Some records
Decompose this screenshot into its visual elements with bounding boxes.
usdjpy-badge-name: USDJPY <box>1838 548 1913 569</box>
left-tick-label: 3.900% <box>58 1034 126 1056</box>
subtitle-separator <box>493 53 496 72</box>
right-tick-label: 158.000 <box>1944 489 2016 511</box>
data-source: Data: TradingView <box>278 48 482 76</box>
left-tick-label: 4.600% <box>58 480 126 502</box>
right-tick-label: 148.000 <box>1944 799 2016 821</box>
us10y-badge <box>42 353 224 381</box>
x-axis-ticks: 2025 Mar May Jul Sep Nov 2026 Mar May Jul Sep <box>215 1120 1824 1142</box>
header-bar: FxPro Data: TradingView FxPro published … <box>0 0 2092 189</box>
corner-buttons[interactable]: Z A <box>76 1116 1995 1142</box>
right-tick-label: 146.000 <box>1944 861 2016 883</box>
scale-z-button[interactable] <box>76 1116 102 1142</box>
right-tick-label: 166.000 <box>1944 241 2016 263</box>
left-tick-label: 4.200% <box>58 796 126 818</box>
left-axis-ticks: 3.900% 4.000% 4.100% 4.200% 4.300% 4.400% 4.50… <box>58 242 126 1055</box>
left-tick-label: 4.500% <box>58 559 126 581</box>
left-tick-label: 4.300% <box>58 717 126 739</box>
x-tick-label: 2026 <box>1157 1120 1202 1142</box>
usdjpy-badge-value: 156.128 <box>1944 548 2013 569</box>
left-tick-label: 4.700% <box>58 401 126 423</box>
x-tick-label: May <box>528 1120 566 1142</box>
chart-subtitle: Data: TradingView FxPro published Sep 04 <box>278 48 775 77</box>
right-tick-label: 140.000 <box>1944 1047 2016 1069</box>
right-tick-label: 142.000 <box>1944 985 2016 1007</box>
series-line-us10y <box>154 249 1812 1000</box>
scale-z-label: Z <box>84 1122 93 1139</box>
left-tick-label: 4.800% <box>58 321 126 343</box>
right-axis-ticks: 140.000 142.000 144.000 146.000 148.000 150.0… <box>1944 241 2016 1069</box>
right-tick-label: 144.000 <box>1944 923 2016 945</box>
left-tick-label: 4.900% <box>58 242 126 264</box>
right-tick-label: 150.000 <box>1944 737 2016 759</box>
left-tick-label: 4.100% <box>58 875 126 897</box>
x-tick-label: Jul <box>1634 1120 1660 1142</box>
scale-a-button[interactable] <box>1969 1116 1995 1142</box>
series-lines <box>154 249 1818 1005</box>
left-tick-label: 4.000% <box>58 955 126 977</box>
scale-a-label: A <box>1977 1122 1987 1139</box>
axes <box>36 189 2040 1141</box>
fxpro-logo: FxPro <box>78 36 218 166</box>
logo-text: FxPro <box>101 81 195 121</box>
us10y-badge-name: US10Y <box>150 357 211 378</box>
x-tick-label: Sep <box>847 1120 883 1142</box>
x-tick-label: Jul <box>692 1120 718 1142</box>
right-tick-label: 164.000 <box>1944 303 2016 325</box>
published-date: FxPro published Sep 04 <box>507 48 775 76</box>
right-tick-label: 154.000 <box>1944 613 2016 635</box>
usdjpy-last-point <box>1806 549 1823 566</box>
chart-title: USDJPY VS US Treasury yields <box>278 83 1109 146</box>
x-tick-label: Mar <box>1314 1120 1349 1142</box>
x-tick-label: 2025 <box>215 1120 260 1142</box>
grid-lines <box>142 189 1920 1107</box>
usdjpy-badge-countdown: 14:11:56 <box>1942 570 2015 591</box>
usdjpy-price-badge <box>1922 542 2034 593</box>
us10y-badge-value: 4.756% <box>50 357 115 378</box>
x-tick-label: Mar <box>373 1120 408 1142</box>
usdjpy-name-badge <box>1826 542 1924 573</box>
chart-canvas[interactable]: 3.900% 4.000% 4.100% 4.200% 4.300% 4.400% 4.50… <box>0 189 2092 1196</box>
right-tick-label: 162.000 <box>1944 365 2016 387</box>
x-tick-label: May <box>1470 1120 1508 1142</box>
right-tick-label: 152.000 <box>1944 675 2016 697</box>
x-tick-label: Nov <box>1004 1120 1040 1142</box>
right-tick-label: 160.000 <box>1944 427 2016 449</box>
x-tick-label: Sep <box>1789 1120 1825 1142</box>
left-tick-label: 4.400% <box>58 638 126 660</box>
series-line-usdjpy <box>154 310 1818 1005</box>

PROBLEM TO WORK ON — Extract every line in the records that contains the string "FxPro".

REPLY —
header-bar: FxPro Data: TradingView FxPro published … <box>0 0 2092 189</box>
chart-subtitle: Data: TradingView FxPro published Sep 04 <box>278 48 775 77</box>
fxpro-logo: FxPro <box>78 36 218 166</box>
logo-text: FxPro <box>101 81 195 121</box>
published-date: FxPro published Sep 04 <box>507 48 775 76</box>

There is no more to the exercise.